++++ The input ++++

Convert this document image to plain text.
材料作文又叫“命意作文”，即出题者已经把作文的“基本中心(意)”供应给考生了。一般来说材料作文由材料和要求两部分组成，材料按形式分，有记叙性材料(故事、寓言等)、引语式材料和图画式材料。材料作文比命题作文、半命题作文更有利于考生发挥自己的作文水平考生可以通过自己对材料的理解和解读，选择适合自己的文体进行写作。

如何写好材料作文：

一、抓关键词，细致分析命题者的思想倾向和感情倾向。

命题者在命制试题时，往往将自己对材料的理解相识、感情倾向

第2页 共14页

++++

> _What this task involves_
Repeat all of the records above exactly as they appear.

> _Reply to the exercise_
Convert this document image to plain text.
材料作文又叫“命意作文”，即出题者已经把作文的“基本中心(意)”供应给考生了。一般来说材料作文由材料和要求两部分组成，材料按形式分，有记叙性材料(故事、寓言等)、引语式材料和图画式材料。材料作文比命题作文、半命题作文更有利于考生发挥自己的作文水平考生可以通过自己对材料的理解和解读，选择适合自己的文体进行写作。

如何写好材料作文：

一、抓关键词，细致分析命题者的思想倾向和感情倾向。

命题者在命制试题时，往往将自己对材料的理解相识、感情倾向

第2页 共14页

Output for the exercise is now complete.